● **Task instructions**: Please retype the data in full and exactly; the pictures are not part of the copy.

● **Collected data entries**:
....

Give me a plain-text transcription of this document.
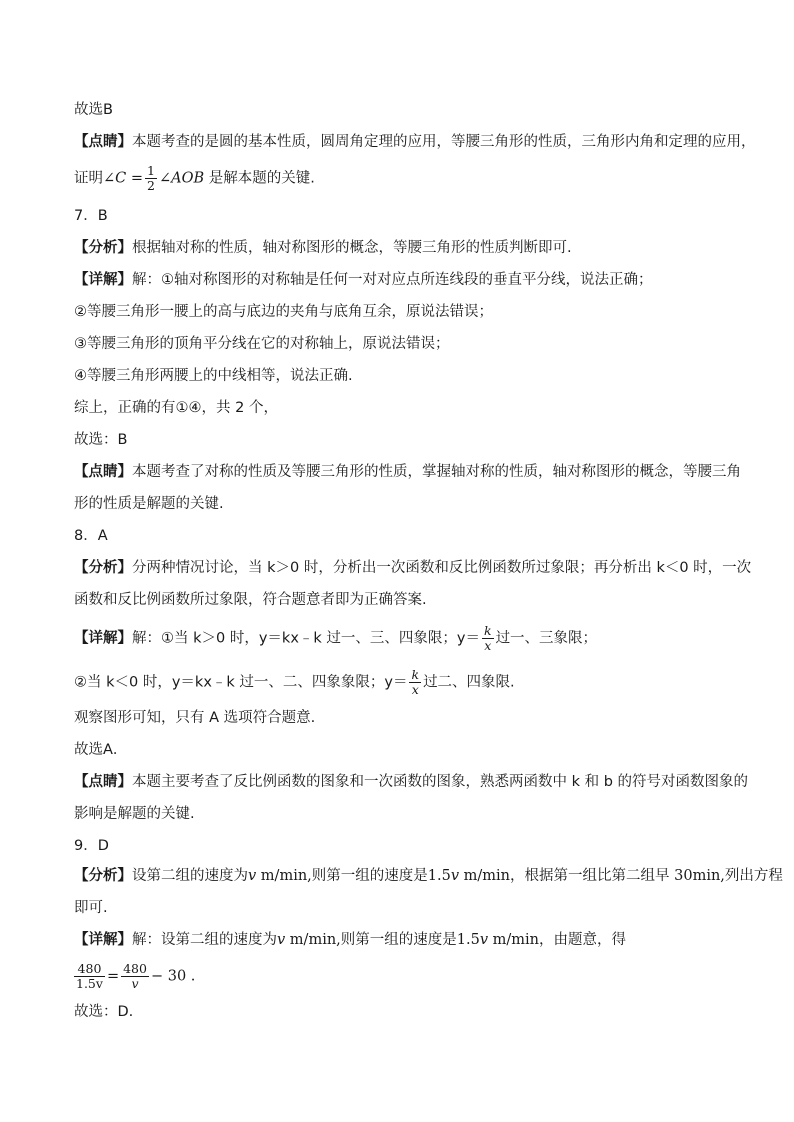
故选B
【点睛】本题考查的是圆的基本性质，圆周角定理的应用，等腰三角形的性质，三角形内角和定理的应用，
证明∠C = $\frac{1}{2}$ ∠AOB 是解本题的关键.
7．B
【分析】根据轴对称的性质，轴对称图形的概念，等腰三角形的性质判断即可.
【详解】解：①轴对称图形的对称轴是任何一对对应点所连线段的垂直平分线，说法正确；
②等腰三角形一腰上的高与底边的夹角与底角互余，原说法错误；
③等腰三角形的顶角平分线在它的对称轴上，原说法错误；
④等腰三角形两腰上的中线相等，说法正确.
综上，正确的有①④，共 2 个，
故选：B
【点睛】本题考查了对称的性质及等腰三角形的性质，掌握轴对称的性质，轴对称图形的概念，等腰三角
形的性质是解题的关键.
8．A
【分析】分两种情况讨论，当 k＞0 时，分析出一次函数和反比例函数所过象限；再分析出 k＜0 时，一次
函数和反比例函数所过象限，符合题意者即为正确答案.
【详解】解：①当 k＞0 时，y＝kx﹣k 过一、三、四象限；$y= \frac{k}{x}$ 过一、三象限；
②当 k＜0 时，y＝kx﹣k 过一、二、四象象限；$y= \frac{k}{x}$ 过二、四象限.
观察图形可知，只有 A 选项符合题意.
故选A．
【点睛】本题主要考查了反比例函数的图象和一次函数的图象，熟悉两函数中 k 和 b 的符号对函数图象的
影响是解题的关键.
9．D
【分析】设第二组的速度为v m/min,则第一组的速度是1.5v m/min，根据第一组比第二组早 30min,列出方程
即可.
【详解】解：设第二组的速度为v m/min,则第一组的速度是1.5v m/min，由题意，得
$\frac{480}{1.5v} = \frac{480}{v} - 30$ .
故选：D.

....

● **Response to the exercise**:
Give me a plain-text transcription of this document.
故选B
【点睛】本题考查的是圆的基本性质，圆周角定理的应用，等腰三角形的性质，三角形内角和定理的应用，
证明∠C = $\frac{1}{2}$ ∠AOB 是解本题的关键.
7．B
【分析】根据轴对称的性质，轴对称图形的概念，等腰三角形的性质判断即可.
【详解】解：①轴对称图形的对称轴是任何一对对应点所连线段的垂直平分线，说法正确；
②等腰三角形一腰上的高与底边的夹角与底角互余，原说法错误；
③等腰三角形的顶角平分线在它的对称轴上，原说法错误；
④等腰三角形两腰上的中线相等，说法正确.
综上，正确的有①④，共 2 个，
故选：B
【点睛】本题考查了对称的性质及等腰三角形的性质，掌握轴对称的性质，轴对称图形的概念，等腰三角
形的性质是解题的关键.
8．A
【分析】分两种情况讨论，当 k＞0 时，分析出一次函数和反比例函数所过象限；再分析出 k＜0 时，一次
函数和反比例函数所过象限，符合题意者即为正确答案.
【详解】解：①当 k＞0 时，y＝kx﹣k 过一、三、四象限；$y= \frac{k}{x}$ 过一、三象限；
②当 k＜0 时，y＝kx﹣k 过一、二、四象象限；$y= \frac{k}{x}$ 过二、四象限.
观察图形可知，只有 A 选项符合题意.
故选A．
【点睛】本题主要考查了反比例函数的图象和一次函数的图象，熟悉两函数中 k 和 b 的符号对函数图象的
影响是解题的关键.
9．D
【分析】设第二组的速度为v m/min,则第一组的速度是1.5v m/min，根据第一组比第二组早 30min,列出方程
即可.
【详解】解：设第二组的速度为v m/min,则第一组的速度是1.5v m/min，由题意，得
$\frac{480}{1.5v} = \frac{480}{v} - 30$ .
故选：D.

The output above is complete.